A New Locking-free Formulation of a Three-dimensional Shear-deformable Beam

[+] Author and Article Information
W. Fan

Division of Dynamics and Control, School of Astronautics, Harbin Institute of Technology, Harbin 150001, China
fanwei@umbc.edu

W. D. Zhu

Department of Mechanical Engineering, University of Maryland, Baltimore County, 1000 Hilltop Circle, Baltimore, MD 21250, USA
wzhu@umbc.edu

1Corresponding author.

ASME doi:10.1115/1.4036210 History: Received October 28, 2016; Revised February 14, 2017

Abstract

A new locking-free formulation of a three-dimensional shear-deformable beam with large deformations and large rotations is developed. The position of the centroid line of the beam is integrated from its slope that is related to the rotation of a corresponding cross-section and stretch and shear strains. The rotation is parametrized by a rotation vector, which has a clear and intuitive physical meaning. Taylor polynomials are used for certain terms that have zero denominators to avoid singularity in numerical implementation. Since the rotation vector can have singular points when its norm equals 2mπ, where m is a nonzero integer, a rescaling strategy is adopted to resolve the singularity problem when there is only one singular point at a time instant, which is the case for most engineering applications. Governing equations of the beam are obtained using Lagrange's equations for systems with constraints, and several benchmark problems are simulated to show the performance of the current formulation. Results show that the current formulation do not suffer from shear and Poisson locking problems that the absolute nodal coordinate formulation can have. Results from the current formulation for a planar static case are compared with its exact solutions, and they are in excellent agreement with each other, which verifies accuracy of the current formulation. Results from the current formulation are compared with those from commercial software ABAQUS and RecurDyn, and they are in good agreement with each other; the current formulation uses much fewer numbers of elements to yield converged results.

================================

• **GIVEN TASK 1**: In the beam abstract, what is used to parametrize the rotation?
• **GIVEN TASK 2**: According to the beam abstract, what is the slope of the beam's centroid line related to? List each item.
• **GIVEN TASK 3**: Output the part of the beam abstract that begins at the words "Division of Dynamics" and stop after the words "1Corresponding author.".
You won't need the material that comes next.

• **COLLECTED DATA**:
================================

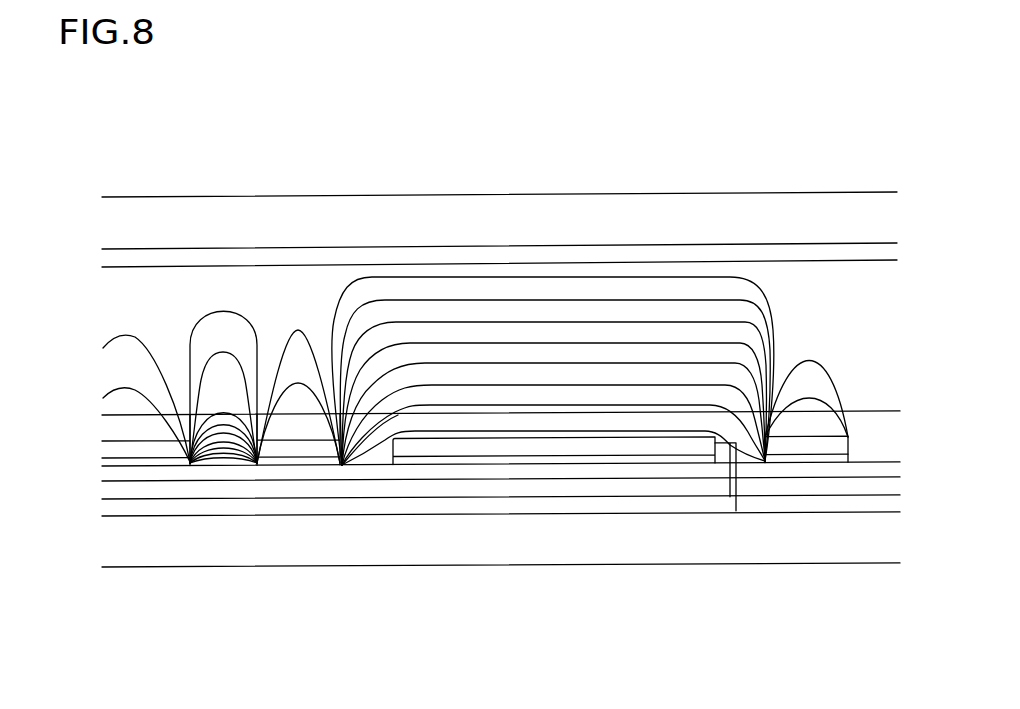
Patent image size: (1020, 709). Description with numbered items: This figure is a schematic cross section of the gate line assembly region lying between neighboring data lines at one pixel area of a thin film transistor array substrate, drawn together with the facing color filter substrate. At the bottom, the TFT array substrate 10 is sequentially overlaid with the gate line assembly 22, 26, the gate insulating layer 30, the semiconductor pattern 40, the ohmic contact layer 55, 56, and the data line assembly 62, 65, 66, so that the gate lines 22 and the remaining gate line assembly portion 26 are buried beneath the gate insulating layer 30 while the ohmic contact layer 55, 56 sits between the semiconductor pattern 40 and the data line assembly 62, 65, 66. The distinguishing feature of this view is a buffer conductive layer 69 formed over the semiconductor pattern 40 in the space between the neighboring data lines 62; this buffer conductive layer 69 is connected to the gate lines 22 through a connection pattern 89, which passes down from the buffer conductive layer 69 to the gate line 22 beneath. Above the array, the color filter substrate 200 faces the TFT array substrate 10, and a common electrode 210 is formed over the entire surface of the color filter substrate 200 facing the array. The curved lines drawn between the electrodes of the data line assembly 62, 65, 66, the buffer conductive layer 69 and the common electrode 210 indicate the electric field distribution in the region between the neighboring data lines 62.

================================

• **TASK OUTPUT 1**: A rotation vector.

• **TASK OUTPUT 2**:
- The rotation of a corresponding cross-section
- Stretch strains
- Shear strains

• **TASK OUTPUT 3**:
Division of Dynamics and Control, School of Astronautics, Harbin Institute of Technology, Harbin 150001, China
fanwei@umbc.edu

W. D. Zhu

Department of Mechanical Engineering, University of Maryland, Baltimore County, 1000 Hilltop Circle, Baltimore, MD 21250, USA
wzhu@umbc.edu

1Corresponding author.